__PROBLEM STATEMENT__
Collect every line of the records below that contains the word "nicht".

-- -- --

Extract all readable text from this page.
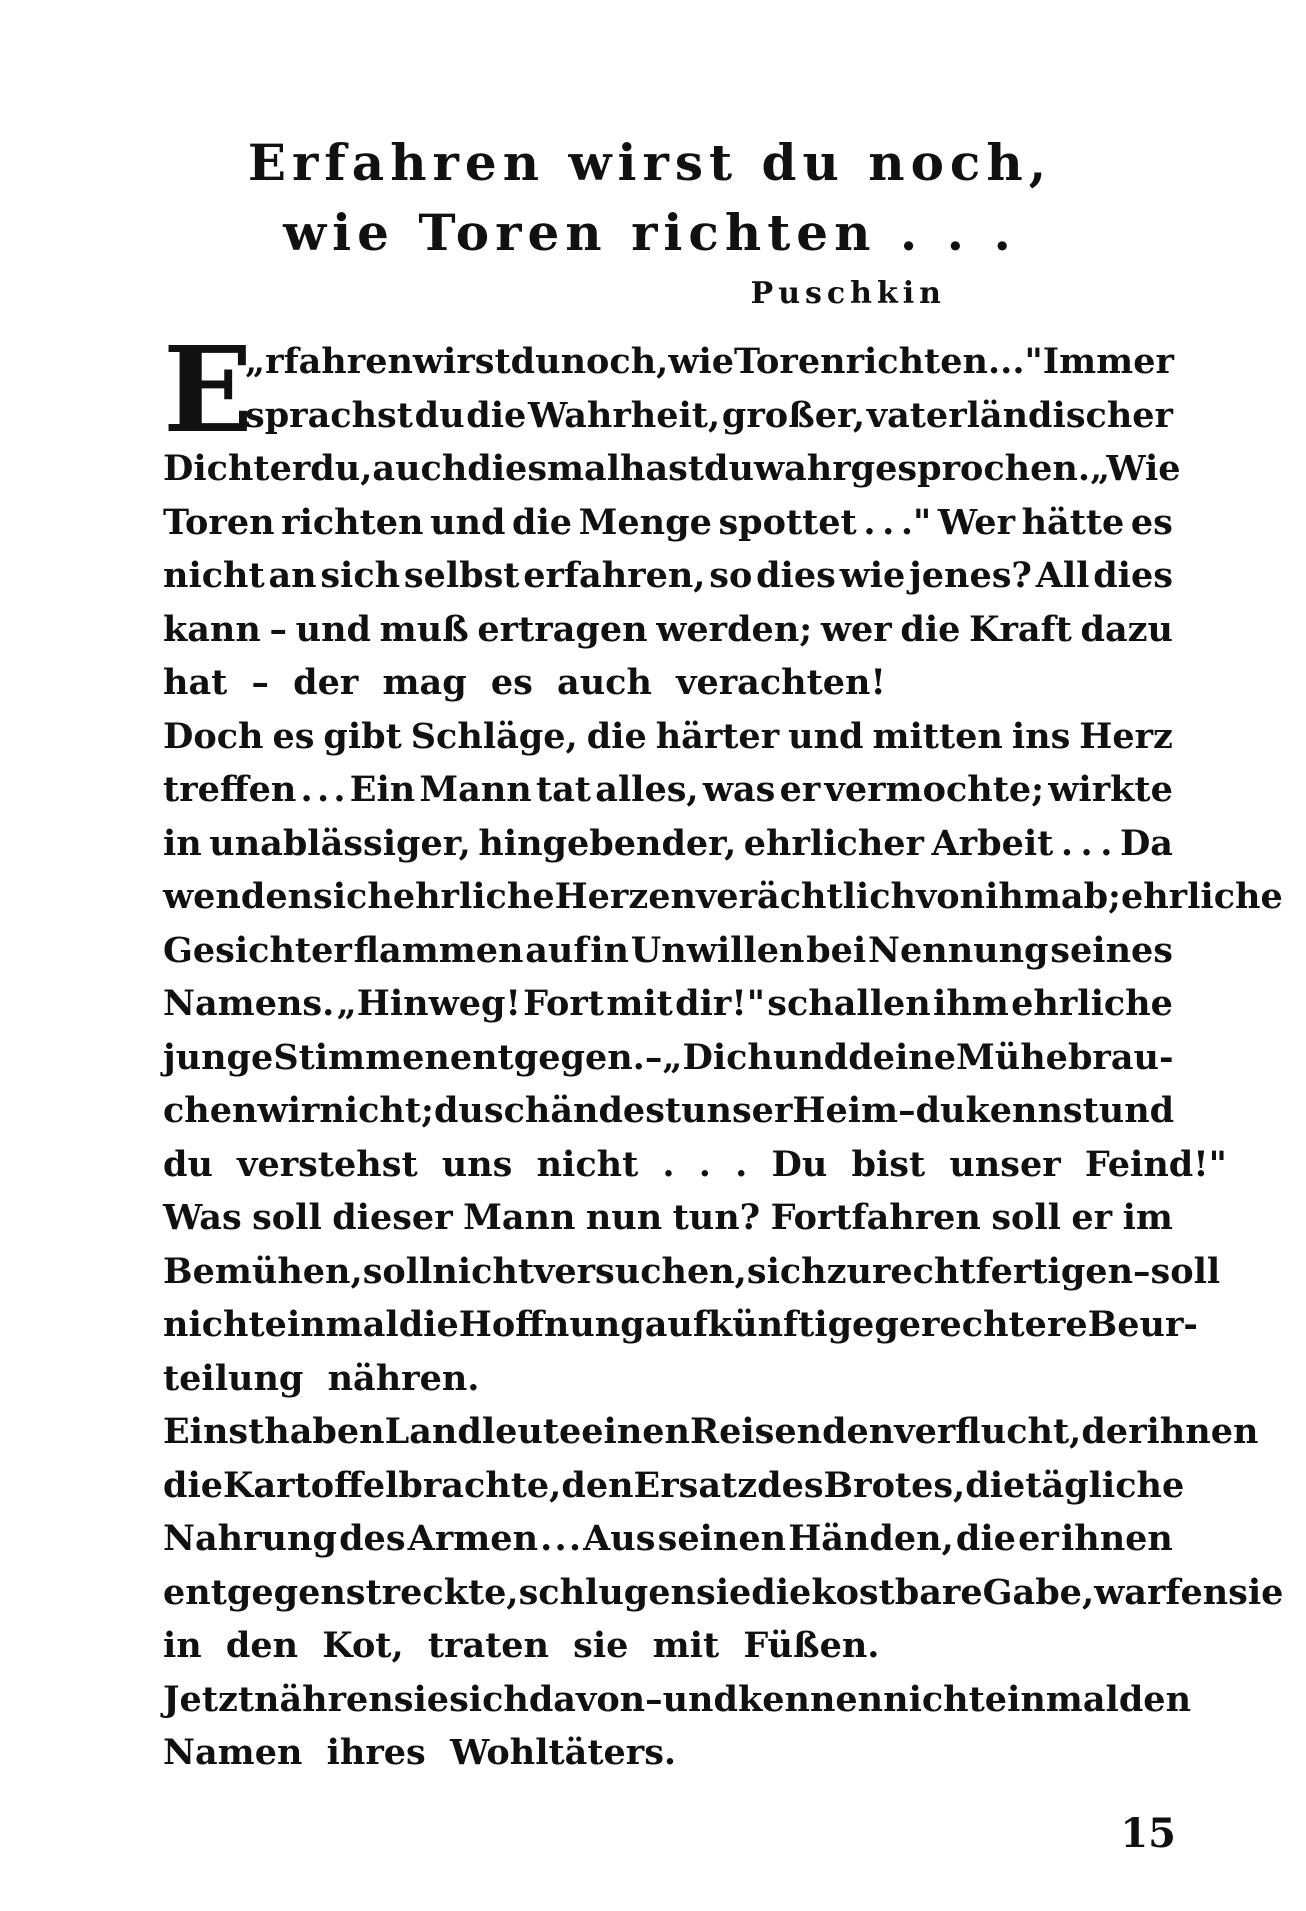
Erfahren wirst du noch,
wie Toren richten . . .
Puschkin
E
„rfahren wirst du noch, wie Toren richten . . ." Immer
sprachst du die Wahrheit, großer, vaterländischer
Dichter du, auch diesmal hast du wahr gesprochen. „Wie
Toren richten und die Menge spottet . . ." Wer hätte es
nicht an sich selbst erfahren, so dies wie jenes? All dies
kann – und muß ertragen werden; wer die Kraft dazu
hat – der mag es auch verachten!
Doch es gibt Schläge, die härter und mitten ins Herz
treffen . . . Ein Mann tat alles, was er vermochte; wirkte
in unablässiger, hingebender, ehrlicher Arbeit . . . Da
wenden sich ehrliche Herzen verächtlich von ihm ab; ehrliche
Gesichter flammen auf in Unwillen bei Nennung seines
Namens. „Hinweg! Fort mit dir!" schallen ihm ehrliche
junge Stimmen entgegen. – „Dich und deine Mühe brau-
chen wir nicht; du schändest unser Heim – du kennst und
du verstehst uns nicht . . . Du bist unser Feind!"
Was soll dieser Mann nun tun? Fortfahren soll er im
Bemühen, soll nicht versuchen, sich zu rechtfertigen – soll
nicht einmal die Hoffnung auf künftige gerechtere Beur-
teilung nähren.
Einst haben Landleute einen Reisenden verflucht, der ihnen
die Kartoffel brachte, den Ersatz des Brotes, die tägliche
Nahrung des Armen . . . Aus seinen Händen, die er ihnen
entgegenstreckte, schlugen sie die kostbare Gabe, warfen sie
in den Kot, traten sie mit Füßen.
Jetzt nähren sie sich davon – und kennen nicht einmal den
Namen ihres Wohltäters.
15
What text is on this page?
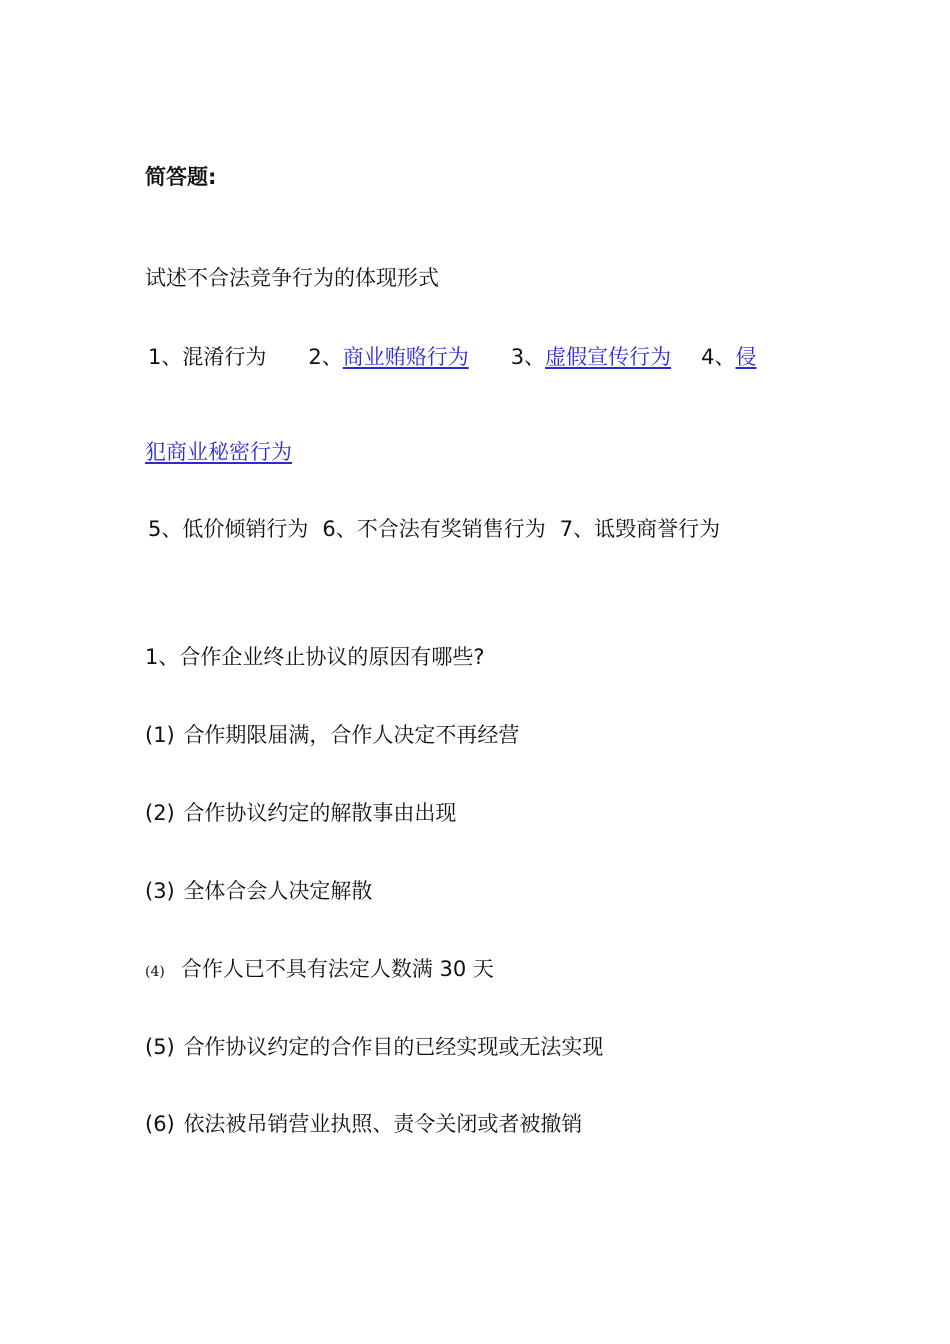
简答题:
试述不合法竞争行为的体现形式
1、混淆行为 2、商业贿赂行为 3、虚假宣传行为 4、侵
犯商业秘密行为
5、低价倾销行为 6、不合法有奖销售行为 7、诋毁商誉行为
1、合作企业终止协议的原因有哪些?
(1) 合作期限届满，合作人决定不再经营
(2) 合作协议约定的解散事由出现
(3) 全体合会人决定解散
(4) 合作人已不具有法定人数满 30 天
(5) 合作协议约定的合作目的已经实现或无法实现
(6) 依法被吊销营业执照、责令关闭或者被撤销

-- -- --

__ANSWER TO THE EXERCISE__
nicht an sich selbst erfahren, so dies wie jenes? All dies
chen wir nicht; du schändest unser Heim – du kennst und
du verstehst uns nicht . . . Du bist unser Feind!"
Bemühen, soll nicht versuchen, sich zu rechtfertigen – soll
nicht einmal die Hoffnung auf künftige gerechtere Beur-
Jetzt nähren sie sich davon – und kennen nicht einmal den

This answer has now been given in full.